Records from a data source

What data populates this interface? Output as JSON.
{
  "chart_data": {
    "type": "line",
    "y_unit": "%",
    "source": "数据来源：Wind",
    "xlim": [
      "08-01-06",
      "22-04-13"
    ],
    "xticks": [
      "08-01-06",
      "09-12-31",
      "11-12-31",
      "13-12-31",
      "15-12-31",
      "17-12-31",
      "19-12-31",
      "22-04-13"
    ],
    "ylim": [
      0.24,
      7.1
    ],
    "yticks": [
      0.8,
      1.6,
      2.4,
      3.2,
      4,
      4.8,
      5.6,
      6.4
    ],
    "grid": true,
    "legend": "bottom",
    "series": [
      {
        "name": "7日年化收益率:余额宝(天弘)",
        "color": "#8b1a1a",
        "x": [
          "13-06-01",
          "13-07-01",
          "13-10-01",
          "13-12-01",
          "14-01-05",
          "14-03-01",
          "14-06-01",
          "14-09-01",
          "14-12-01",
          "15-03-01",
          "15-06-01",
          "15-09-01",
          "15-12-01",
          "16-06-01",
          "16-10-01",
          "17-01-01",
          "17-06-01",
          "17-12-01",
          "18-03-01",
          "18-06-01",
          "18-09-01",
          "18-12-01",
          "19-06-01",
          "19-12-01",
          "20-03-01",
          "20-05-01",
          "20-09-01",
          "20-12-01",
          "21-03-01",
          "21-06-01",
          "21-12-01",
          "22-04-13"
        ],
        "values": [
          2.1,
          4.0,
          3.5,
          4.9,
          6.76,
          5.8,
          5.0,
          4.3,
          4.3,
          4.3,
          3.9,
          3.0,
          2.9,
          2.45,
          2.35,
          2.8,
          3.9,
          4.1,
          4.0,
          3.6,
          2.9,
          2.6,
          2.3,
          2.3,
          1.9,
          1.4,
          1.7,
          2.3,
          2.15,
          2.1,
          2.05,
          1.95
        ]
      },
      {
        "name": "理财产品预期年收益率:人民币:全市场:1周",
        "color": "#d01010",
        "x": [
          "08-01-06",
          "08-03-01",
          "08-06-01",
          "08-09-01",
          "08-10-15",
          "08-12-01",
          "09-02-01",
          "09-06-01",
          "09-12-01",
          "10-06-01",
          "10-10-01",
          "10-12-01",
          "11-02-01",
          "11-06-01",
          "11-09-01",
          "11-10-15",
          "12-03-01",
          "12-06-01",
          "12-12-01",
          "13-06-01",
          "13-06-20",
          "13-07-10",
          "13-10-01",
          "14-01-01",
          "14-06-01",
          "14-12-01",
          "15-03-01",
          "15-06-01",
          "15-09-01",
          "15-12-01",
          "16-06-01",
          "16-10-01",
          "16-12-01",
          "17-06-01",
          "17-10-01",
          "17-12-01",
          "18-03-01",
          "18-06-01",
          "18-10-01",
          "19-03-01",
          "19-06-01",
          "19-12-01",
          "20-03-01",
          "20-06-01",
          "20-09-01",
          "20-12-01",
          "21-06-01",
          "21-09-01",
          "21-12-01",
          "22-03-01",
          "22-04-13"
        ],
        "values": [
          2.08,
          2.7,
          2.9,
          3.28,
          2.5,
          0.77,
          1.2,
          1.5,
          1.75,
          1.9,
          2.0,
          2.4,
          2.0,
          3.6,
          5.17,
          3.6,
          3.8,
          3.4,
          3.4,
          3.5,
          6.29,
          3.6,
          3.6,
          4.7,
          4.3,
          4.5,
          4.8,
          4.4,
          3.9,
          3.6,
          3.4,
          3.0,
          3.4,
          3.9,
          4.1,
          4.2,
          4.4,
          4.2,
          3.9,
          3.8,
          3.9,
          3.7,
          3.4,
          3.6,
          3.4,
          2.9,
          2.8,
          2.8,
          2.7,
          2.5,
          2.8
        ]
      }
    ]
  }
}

Exercise instructions:
Repeat the data in its entirety, character for character.

Worked solution:
What data populates this interface? Output as JSON.
{
  "chart_data": {
    "type": "line",
    "y_unit": "%",
    "source": "数据来源：Wind",
    "xlim": [
      "08-01-06",
      "22-04-13"
    ],
    "xticks": [
      "08-01-06",
      "09-12-31",
      "11-12-31",
      "13-12-31",
      "15-12-31",
      "17-12-31",
      "19-12-31",
      "22-04-13"
    ],
    "ylim": [
      0.24,
      7.1
    ],
    "yticks": [
      0.8,
      1.6,
      2.4,
      3.2,
      4,
      4.8,
      5.6,
      6.4
    ],
    "grid": true,
    "legend": "bottom",
    "series": [
      {
        "name": "7日年化收益率:余额宝(天弘)",
        "color": "#8b1a1a",
        "x": [
          "13-06-01",
          "13-07-01",
          "13-10-01",
          "13-12-01",
          "14-01-05",
          "14-03-01",
          "14-06-01",
          "14-09-01",
          "14-12-01",
          "15-03-01",
          "15-06-01",
          "15-09-01",
          "15-12-01",
          "16-06-01",
          "16-10-01",
          "17-01-01",
          "17-06-01",
          "17-12-01",
          "18-03-01",
          "18-06-01",
          "18-09-01",
          "18-12-01",
          "19-06-01",
          "19-12-01",
          "20-03-01",
          "20-05-01",
          "20-09-01",
          "20-12-01",
          "21-03-01",
          "21-06-01",
          "21-12-01",
          "22-04-13"
        ],
        "values": [
          2.1,
          4.0,
          3.5,
          4.9,
          6.76,
          5.8,
          5.0,
          4.3,
          4.3,
          4.3,
          3.9,
          3.0,
          2.9,
          2.45,
          2.35,
          2.8,
          3.9,
          4.1,
          4.0,
          3.6,
          2.9,
          2.6,
          2.3,
          2.3,
          1.9,
          1.4,
          1.7,
          2.3,
          2.15,
          2.1,
          2.05,
          1.95
        ]
      },
      {
        "name": "理财产品预期年收益率:人民币:全市场:1周",
        "color": "#d01010",
        "x": [
          "08-01-06",
          "08-03-01",
          "08-06-01",
          "08-09-01",
          "08-10-15",
          "08-12-01",
          "09-02-01",
          "09-06-01",
          "09-12-01",
          "10-06-01",
          "10-10-01",
          "10-12-01",
          "11-02-01",
          "11-06-01",
          "11-09-01",
          "11-10-15",
          "12-03-01",
          "12-06-01",
          "12-12-01",
          "13-06-01",
          "13-06-20",
          "13-07-10",
          "13-10-01",
          "14-01-01",
          "14-06-01",
          "14-12-01",
          "15-03-01",
          "15-06-01",
          "15-09-01",
          "15-12-01",
          "16-06-01",
          "16-10-01",
          "16-12-01",
          "17-06-01",
          "17-10-01",
          "17-12-01",
          "18-03-01",
          "18-06-01",
          "18-10-01",
          "19-03-01",
          "19-06-01",
          "19-12-01",
          "20-03-01",
          "20-06-01",
          "20-09-01",
          "20-12-01",
          "21-06-01",
          "21-09-01",
          "21-12-01",
          "22-03-01",
          "22-04-13"
        ],
        "values": [
          2.08,
          2.7,
          2.9,
          3.28,
          2.5,
          0.77,
          1.2,
          1.5,
          1.75,
          1.9,
          2.0,
          2.4,
          2.0,
          3.6,
          5.17,
          3.6,
          3.8,
          3.4,
          3.4,
          3.5,
          6.29,
          3.6,
          3.6,
          4.7,
          4.3,
          4.5,
          4.8,
          4.4,
          3.9,
          3.6,
          3.4,
          3.0,
          3.4,
          3.9,
          4.1,
          4.2,
          4.4,
          4.2,
          3.9,
          3.8,
          3.9,
          3.7,
          3.4,
          3.6,
          3.4,
          2.9,
          2.8,
          2.8,
          2.7,
          2.5,
          2.8
        ]
      }
    ]
  }
}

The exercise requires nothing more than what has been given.